Tally the lines below that contain the word "Myanmar", and give only that number.
=======
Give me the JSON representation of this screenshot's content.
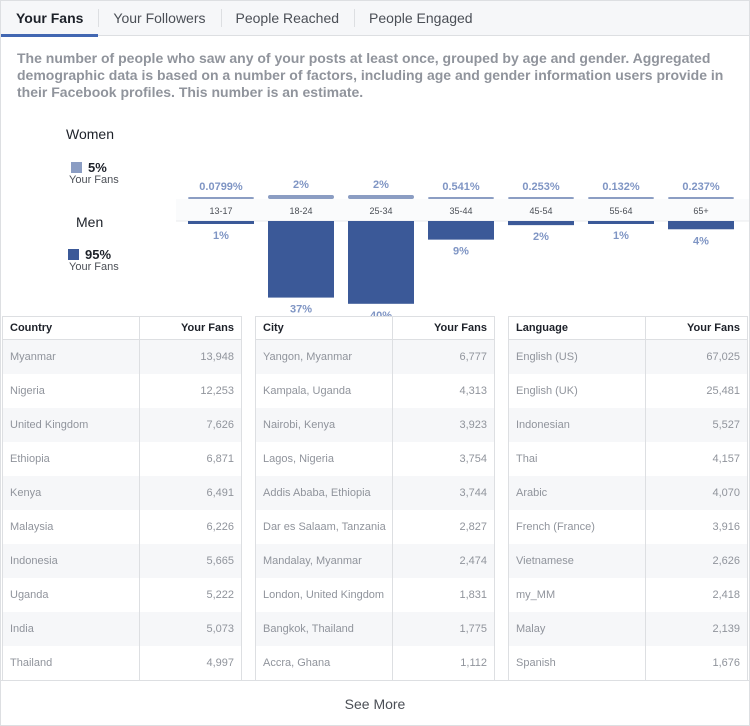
{
  "tabs": [
    {
      "label": "Your Fans",
      "active": true
    },
    {
      "label": "Your Followers",
      "active": false
    },
    {
      "label": "People Reached",
      "active": false
    },
    {
      "label": "People Engaged",
      "active": false
    }
  ],
  "description": "The number of people who saw any of your posts at least once, grouped by age and gender. Aggregated demographic data is based on a number of factors, including age and gender information users provide in their Facebook profiles. This number is an estimate.",
  "legend": {
    "women": {
      "label": "Women",
      "pct": "5%",
      "sub": "Your Fans",
      "color": "#8b9dc3"
    },
    "men": {
      "label": "Men",
      "pct": "95%",
      "sub": "Your Fans",
      "color": "#3b5998"
    }
  },
  "chart_data": {
    "type": "bar",
    "categories": [
      "13-17",
      "18-24",
      "25-34",
      "35-44",
      "45-54",
      "55-64",
      "65+"
    ],
    "series": [
      {
        "name": "Women",
        "values": [
          0.0799,
          2,
          2,
          0.541,
          0.253,
          0.132,
          0.237
        ],
        "labels": [
          "0.0799%",
          "2%",
          "2%",
          "0.541%",
          "0.253%",
          "0.132%",
          "0.237%"
        ],
        "color": "#8b9dc3"
      },
      {
        "name": "Men",
        "values": [
          1,
          37,
          40,
          9,
          2,
          1,
          4
        ],
        "labels": [
          "1%",
          "37%",
          "40%",
          "9%",
          "2%",
          "1%",
          "4%"
        ],
        "color": "#3b5998"
      }
    ]
  },
  "tables": [
    {
      "col1": "Country",
      "col2": "Your Fans",
      "rows": [
        [
          "Myanmar",
          "13,948"
        ],
        [
          "Nigeria",
          "12,253"
        ],
        [
          "United Kingdom",
          "7,626"
        ],
        [
          "Ethiopia",
          "6,871"
        ],
        [
          "Kenya",
          "6,491"
        ],
        [
          "Malaysia",
          "6,226"
        ],
        [
          "Indonesia",
          "5,665"
        ],
        [
          "Uganda",
          "5,222"
        ],
        [
          "India",
          "5,073"
        ],
        [
          "Thailand",
          "4,997"
        ]
      ]
    },
    {
      "col1": "City",
      "col2": "Your Fans",
      "rows": [
        [
          "Yangon, Myanmar",
          "6,777"
        ],
        [
          "Kampala, Uganda",
          "4,313"
        ],
        [
          "Nairobi, Kenya",
          "3,923"
        ],
        [
          "Lagos, Nigeria",
          "3,754"
        ],
        [
          "Addis Ababa, Ethiopia",
          "3,744"
        ],
        [
          "Dar es Salaam, Tanzania",
          "2,827"
        ],
        [
          "Mandalay, Myanmar",
          "2,474"
        ],
        [
          "London, United Kingdom",
          "1,831"
        ],
        [
          "Bangkok, Thailand",
          "1,775"
        ],
        [
          "Accra, Ghana",
          "1,112"
        ]
      ]
    },
    {
      "col1": "Language",
      "col2": "Your Fans",
      "rows": [
        [
          "English (US)",
          "67,025"
        ],
        [
          "English (UK)",
          "25,481"
        ],
        [
          "Indonesian",
          "5,527"
        ],
        [
          "Thai",
          "4,157"
        ],
        [
          "Arabic",
          "4,070"
        ],
        [
          "French (France)",
          "3,916"
        ],
        [
          "Vietnamese",
          "2,626"
        ],
        [
          "my_MM",
          "2,418"
        ],
        [
          "Malay",
          "2,139"
        ],
        [
          "Spanish",
          "1,676"
        ]
      ]
    }
  ],
  "see_more": "See More"
}
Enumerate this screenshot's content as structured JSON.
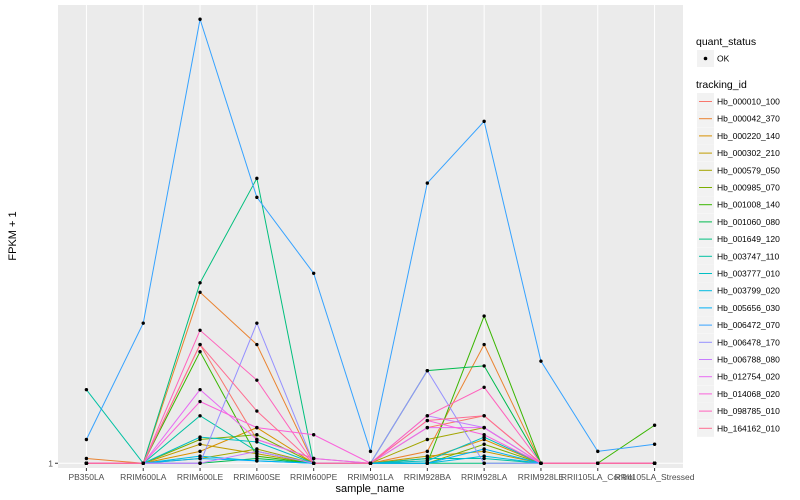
=======
Result ▸ 3